■ Given task:
Check each line of the material. Copy those containing "icon".

- - -

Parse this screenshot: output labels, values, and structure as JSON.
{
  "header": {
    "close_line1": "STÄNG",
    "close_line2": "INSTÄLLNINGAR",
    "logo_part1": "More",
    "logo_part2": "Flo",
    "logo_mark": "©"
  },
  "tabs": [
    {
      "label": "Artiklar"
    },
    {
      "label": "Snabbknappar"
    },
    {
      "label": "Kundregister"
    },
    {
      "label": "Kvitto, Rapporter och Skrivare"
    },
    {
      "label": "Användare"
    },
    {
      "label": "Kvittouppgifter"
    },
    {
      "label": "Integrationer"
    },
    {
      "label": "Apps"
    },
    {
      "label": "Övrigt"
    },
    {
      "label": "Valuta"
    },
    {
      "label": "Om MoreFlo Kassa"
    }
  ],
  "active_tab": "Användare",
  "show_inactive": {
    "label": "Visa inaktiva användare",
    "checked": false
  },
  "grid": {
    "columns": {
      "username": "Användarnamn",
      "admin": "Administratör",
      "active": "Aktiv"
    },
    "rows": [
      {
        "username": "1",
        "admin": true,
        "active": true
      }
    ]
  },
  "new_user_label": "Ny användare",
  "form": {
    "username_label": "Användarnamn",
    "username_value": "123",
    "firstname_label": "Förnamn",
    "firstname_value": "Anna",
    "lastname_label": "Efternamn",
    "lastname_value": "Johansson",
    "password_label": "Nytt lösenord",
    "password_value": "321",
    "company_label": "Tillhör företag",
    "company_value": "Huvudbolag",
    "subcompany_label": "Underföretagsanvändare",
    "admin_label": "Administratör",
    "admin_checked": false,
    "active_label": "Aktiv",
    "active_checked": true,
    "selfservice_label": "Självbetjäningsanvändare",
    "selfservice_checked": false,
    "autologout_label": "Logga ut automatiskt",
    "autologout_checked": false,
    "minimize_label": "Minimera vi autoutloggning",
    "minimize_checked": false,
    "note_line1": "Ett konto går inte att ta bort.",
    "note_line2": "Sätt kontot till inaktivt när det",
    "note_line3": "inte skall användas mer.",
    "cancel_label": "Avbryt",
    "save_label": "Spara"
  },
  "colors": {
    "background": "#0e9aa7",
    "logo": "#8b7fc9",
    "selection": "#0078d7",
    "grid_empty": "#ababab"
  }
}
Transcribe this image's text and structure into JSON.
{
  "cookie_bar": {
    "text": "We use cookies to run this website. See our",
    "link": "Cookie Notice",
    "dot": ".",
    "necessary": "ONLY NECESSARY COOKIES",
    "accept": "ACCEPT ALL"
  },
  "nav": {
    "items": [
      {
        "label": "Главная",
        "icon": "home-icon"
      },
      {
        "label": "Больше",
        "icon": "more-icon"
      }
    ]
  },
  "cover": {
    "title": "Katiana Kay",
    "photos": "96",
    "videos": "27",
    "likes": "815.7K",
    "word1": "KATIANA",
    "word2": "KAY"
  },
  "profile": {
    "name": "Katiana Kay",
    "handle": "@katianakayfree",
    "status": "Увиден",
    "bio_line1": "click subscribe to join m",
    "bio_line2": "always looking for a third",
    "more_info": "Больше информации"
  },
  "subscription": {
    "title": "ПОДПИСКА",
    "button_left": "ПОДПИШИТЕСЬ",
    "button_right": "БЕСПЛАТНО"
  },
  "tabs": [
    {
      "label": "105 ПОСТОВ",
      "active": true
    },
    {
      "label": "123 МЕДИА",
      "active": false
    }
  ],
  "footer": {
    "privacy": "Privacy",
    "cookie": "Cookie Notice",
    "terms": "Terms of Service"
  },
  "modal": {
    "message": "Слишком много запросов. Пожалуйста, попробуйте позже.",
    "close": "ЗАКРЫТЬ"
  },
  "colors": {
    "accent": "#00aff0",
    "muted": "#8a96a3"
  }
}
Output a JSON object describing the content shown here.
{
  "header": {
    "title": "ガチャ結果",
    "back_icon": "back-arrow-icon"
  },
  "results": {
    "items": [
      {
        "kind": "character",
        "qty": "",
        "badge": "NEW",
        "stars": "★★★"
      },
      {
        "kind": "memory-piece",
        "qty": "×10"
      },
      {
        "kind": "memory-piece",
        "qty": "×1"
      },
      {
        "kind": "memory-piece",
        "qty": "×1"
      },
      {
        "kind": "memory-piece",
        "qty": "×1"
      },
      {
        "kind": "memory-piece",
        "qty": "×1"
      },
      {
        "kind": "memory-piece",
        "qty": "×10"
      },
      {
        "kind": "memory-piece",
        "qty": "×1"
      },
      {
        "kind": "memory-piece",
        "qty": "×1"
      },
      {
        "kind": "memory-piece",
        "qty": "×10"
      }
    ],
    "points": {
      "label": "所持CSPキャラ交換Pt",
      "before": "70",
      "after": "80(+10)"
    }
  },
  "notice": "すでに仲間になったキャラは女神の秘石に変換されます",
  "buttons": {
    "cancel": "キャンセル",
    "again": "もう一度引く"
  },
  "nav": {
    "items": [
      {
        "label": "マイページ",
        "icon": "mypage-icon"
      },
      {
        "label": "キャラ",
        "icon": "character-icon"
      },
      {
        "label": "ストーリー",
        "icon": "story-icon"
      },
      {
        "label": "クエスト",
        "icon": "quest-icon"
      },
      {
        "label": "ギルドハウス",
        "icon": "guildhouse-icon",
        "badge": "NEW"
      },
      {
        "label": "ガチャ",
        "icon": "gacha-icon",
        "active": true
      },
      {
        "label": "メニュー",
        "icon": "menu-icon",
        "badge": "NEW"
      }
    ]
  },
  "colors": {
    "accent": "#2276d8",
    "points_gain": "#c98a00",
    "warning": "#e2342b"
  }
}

- - -

■ Expected answer:
        "icon": "home-icon"
        "icon": "more-icon"
    "back_icon": "back-arrow-icon"
        "icon": "mypage-icon"
        "icon": "character-icon"
        "icon": "story-icon"
        "icon": "quest-icon"
        "icon": "guildhouse-icon",
        "icon": "gacha-icon",
        "icon": "menu-icon",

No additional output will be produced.